PROBLEM DESCRIPTION ▸ Read the data and repeat all of it exactly.

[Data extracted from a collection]
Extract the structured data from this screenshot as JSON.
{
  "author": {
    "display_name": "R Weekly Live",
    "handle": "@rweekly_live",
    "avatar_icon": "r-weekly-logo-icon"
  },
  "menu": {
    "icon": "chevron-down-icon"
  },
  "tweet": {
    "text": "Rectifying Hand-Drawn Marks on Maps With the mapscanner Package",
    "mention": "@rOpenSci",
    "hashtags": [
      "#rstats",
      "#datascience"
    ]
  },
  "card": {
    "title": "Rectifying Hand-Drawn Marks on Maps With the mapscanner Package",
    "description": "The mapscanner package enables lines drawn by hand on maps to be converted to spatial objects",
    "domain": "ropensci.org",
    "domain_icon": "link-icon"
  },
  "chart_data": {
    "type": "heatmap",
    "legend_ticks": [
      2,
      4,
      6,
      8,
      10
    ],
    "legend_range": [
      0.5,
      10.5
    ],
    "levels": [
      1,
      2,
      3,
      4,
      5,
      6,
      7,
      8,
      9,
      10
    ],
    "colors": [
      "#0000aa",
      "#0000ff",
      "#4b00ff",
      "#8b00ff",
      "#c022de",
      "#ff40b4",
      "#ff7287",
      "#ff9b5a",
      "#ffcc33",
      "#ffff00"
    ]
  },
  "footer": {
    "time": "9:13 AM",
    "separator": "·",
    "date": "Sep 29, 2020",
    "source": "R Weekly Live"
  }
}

RESULT FOR THIS TASK ▸
Extract the structured data from this screenshot as JSON.
{
  "author": {
    "display_name": "R Weekly Live",
    "handle": "@rweekly_live",
    "avatar_icon": "r-weekly-logo-icon"
  },
  "menu": {
    "icon": "chevron-down-icon"
  },
  "tweet": {
    "text": "Rectifying Hand-Drawn Marks on Maps With the mapscanner Package",
    "mention": "@rOpenSci",
    "hashtags": [
      "#rstats",
      "#datascience"
    ]
  },
  "card": {
    "title": "Rectifying Hand-Drawn Marks on Maps With the mapscanner Package",
    "description": "The mapscanner package enables lines drawn by hand on maps to be converted to spatial objects",
    "domain": "ropensci.org",
    "domain_icon": "link-icon"
  },
  "chart_data": {
    "type": "heatmap",
    "legend_ticks": [
      2,
      4,
      6,
      8,
      10
    ],
    "legend_range": [
      0.5,
      10.5
    ],
    "levels": [
      1,
      2,
      3,
      4,
      5,
      6,
      7,
      8,
      9,
      10
    ],
    "colors": [
      "#0000aa",
      "#0000ff",
      "#4b00ff",
      "#8b00ff",
      "#c022de",
      "#ff40b4",
      "#ff7287",
      "#ff9b5a",
      "#ffcc33",
      "#ffff00"
    ]
  },
  "footer": {
    "time": "9:13 AM",
    "separator": "·",
    "date": "Sep 29, 2020",
    "source": "R Weekly Live"
  }
}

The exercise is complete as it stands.